### PASSAGE PROVIDED
======
I arrived at Dead Horse Point State Park around 2pm. This state park sits at 5,900', high above a gooseneck in the Colorado River. Immense vertical cliffs meet with canyons carved by ice, water, and wind. Native plants and animals have adapted to a land of scarce water and extreme temperatures.
Seven miles of hiking trails navigate the rim rock and desert plateau landscape, connecting eight overlooks. All trails are relatively easy, traversing the mesa top with minimal elevation change. Leaving from the Visitor Center, I connected the East and West Rim Trails to form a 4-mile loop.
Dead Horse Point is a peninsula of rock atop sheer sandstone cliffs that is connected to the mesa by a narrow strip of land called "the neck." According to legend, Dead Horse Point was used as a corral for wild mustangs. After rounding up the horses, cowboys would chose the horses they wanted and let the rest go free. One time, however, the horses were left corralled on the point where they died of thirst within view of the Colorado River below.
The view from Dead Horse Point is one of the most photographed scenic vistas in the world--especially at sunset.
Using my dad's hefty employee discount, I lodged at the Marriott's Fairfield Inn & Suites, conveniently located across from Arches National Park and five minutes from downtown Moab.
Monday was spent at Arches National Park. As you might have guessed, Arches contains the world's largest concentration of natural sandstone arches--over 2,000 arches are located within the park. A paved scenic drive takes visitors to most of the major viewpoints. Short trails provide opportunities to explore the arches and rock formations up close. It’s an easy park to navigate, making it great for a day visit.
I followed the scenic drive to the main viewpoints/short walks, including Park Avenue, Balanced Rock, the Windows Section, Fiery Furnace, and Landscape Arch.
Winter can be a tricky time of year to visit in terms of weather, but crowds are thin and you’ll find a lot more solitude. Plus the snowy peaks of La Sal Mountains create a terrific contrast with the red sandstone. The clouds and lighting that day made especially unique photo ops.
The iconic Delicate Arch is the state symbol, appearing on Utah license plates. Almost 500' above the valley below, Delicate Arch is hidden in a bowl at the top of one of the park’s famous sandstone fins. The arch is freestanding and magnificently alone in the natural sandstone bowl, standing out against the multitude of horizontal planes around it. The three-mile hike is common to do at sunset for the lighting/shadow features.
I visited Canyonlands National Park on Tuesday. Unlike the manageable size of Arches, Canyonlands is Utah's largest national park. It is cut into three districts by the Green and Colorado rivers; Island in the Sky in the north, The Needles in the southeast, and The Maze in the west (the most remote and challenging).
======
### INFORMATION PROVIDED
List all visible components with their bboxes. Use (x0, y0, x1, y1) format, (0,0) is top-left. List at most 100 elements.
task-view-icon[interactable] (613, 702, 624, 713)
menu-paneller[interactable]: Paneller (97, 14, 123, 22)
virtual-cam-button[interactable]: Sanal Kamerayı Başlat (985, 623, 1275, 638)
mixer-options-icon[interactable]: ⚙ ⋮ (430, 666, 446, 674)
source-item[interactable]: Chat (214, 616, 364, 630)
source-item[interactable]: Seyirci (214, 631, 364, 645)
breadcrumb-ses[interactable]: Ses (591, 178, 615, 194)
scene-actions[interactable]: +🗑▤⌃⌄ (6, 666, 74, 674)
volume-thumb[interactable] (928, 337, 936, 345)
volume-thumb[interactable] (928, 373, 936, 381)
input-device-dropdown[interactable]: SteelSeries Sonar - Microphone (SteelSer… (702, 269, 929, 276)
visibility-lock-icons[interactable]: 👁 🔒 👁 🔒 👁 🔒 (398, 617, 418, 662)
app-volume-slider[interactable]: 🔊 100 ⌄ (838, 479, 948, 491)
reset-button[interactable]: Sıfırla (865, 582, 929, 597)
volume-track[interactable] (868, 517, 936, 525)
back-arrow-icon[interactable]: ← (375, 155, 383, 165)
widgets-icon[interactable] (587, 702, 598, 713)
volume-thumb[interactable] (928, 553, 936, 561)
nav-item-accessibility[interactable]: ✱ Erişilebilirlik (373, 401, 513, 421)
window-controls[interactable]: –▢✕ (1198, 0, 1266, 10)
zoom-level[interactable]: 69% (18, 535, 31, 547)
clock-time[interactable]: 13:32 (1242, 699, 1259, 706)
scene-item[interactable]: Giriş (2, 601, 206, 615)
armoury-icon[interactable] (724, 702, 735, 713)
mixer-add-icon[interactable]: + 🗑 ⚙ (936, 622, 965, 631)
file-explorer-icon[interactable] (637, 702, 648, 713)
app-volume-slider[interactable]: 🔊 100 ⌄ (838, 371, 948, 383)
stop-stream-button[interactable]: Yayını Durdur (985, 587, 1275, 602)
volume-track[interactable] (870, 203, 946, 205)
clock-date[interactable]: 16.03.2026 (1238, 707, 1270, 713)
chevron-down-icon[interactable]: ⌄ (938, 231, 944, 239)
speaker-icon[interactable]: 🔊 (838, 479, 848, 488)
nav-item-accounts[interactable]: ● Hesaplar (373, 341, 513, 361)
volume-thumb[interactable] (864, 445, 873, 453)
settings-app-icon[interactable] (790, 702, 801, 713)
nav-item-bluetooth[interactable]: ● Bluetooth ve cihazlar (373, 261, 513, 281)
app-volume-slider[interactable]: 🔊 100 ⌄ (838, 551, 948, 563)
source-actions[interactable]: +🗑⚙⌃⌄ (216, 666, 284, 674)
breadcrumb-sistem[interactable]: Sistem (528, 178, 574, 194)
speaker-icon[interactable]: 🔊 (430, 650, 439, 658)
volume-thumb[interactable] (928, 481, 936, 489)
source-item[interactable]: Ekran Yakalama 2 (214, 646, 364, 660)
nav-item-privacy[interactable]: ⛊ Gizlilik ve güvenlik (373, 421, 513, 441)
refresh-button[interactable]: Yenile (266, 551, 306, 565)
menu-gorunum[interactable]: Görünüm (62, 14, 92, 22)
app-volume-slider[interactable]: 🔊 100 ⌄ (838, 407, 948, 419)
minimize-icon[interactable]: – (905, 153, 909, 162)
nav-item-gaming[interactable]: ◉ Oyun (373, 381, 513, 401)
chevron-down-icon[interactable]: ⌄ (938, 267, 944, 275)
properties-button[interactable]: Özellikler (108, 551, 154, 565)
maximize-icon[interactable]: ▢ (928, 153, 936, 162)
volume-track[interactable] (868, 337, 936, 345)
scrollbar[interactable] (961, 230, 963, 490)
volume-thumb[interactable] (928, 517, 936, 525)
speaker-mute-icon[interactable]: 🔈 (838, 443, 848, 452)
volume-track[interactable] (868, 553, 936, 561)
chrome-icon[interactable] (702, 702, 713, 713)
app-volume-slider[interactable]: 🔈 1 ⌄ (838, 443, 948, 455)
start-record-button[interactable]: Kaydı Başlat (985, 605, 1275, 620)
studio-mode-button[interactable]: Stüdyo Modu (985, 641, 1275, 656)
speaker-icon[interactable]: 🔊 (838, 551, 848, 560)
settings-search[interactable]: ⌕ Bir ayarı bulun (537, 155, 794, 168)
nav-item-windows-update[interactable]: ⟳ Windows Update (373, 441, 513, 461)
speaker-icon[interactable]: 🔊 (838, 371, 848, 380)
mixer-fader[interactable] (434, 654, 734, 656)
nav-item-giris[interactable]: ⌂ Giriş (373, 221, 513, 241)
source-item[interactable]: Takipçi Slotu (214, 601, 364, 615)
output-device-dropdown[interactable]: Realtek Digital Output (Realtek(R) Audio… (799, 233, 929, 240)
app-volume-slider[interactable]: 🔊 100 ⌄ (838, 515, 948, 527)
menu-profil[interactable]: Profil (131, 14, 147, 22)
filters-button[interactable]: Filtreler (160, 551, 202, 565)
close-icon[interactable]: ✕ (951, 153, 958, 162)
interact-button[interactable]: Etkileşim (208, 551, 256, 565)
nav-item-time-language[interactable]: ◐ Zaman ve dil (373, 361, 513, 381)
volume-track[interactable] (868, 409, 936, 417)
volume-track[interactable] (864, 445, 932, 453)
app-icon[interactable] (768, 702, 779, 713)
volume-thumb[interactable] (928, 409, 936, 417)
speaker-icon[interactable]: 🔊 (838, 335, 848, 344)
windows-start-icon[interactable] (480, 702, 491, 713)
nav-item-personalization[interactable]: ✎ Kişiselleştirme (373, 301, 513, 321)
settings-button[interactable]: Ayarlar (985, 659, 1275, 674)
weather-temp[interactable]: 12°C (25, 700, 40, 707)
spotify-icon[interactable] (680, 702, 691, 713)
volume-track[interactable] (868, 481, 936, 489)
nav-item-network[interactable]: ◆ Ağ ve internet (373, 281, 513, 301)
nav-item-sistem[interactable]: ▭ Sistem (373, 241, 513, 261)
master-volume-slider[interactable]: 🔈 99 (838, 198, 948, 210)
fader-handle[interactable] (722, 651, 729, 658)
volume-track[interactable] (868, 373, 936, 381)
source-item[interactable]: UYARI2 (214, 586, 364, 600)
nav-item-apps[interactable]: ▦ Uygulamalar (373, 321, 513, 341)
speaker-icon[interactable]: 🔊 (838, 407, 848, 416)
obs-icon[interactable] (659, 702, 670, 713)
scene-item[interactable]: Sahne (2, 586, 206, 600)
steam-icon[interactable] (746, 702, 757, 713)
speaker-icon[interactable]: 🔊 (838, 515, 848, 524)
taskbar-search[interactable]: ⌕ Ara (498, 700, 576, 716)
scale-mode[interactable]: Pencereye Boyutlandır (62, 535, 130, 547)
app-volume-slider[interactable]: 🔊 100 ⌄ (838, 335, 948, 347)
======
### TASK INSTRUCTIONS
(a) Can you pull out every line of the listing that contains the string "clock", matching case exactly?
(b) How would the account of visiting Utah's state and national parks go on after its last sentence? Write the next part.

### TASK RESULTS
(a)
clock-time[interactable]: 13:32 (1242, 699, 1259, 706)
clock-date[interactable]: 16.03.2026 (1238, 707, 1270, 713)

(b)
Most start with Island in the Sky, the district closest to Moab. It sits atop a massive 1500' mesa. 20 miles of paved roads lead to panoramic views that encompass thousands of square miles of canyon country. The 100-mile White Rim Road is popular among 4WD vehicles, motorcyclists, and mountain bikers.
My first stop was Upheaval Dome. A steep but short trail leads to an overlook of a three-mile wide rock formation that has several geological theories of origin.
Next was Aztec Butte, where a steep climb offers views of Taylor Canyon. Despite a pair of trail runners that passed me, the final scramble was a no-go for my grandma knees.
The Green River Overlook is a pull-out stop with a spectacular view, especially at sunset.
An easy two-mile walk at Grand View Point winds along the canyon edge to the end of Island in the Sky mesa. I developed a healthy fear of heights along this trail, but the panoramic views were unbeatable.
My final stop was a short hike to Mesa Arch. This famous structure sits on the edge of a 500' cliff, framing views of rugged white rim country and La Sal Mountains. Some of the best photos are taken at sunrise.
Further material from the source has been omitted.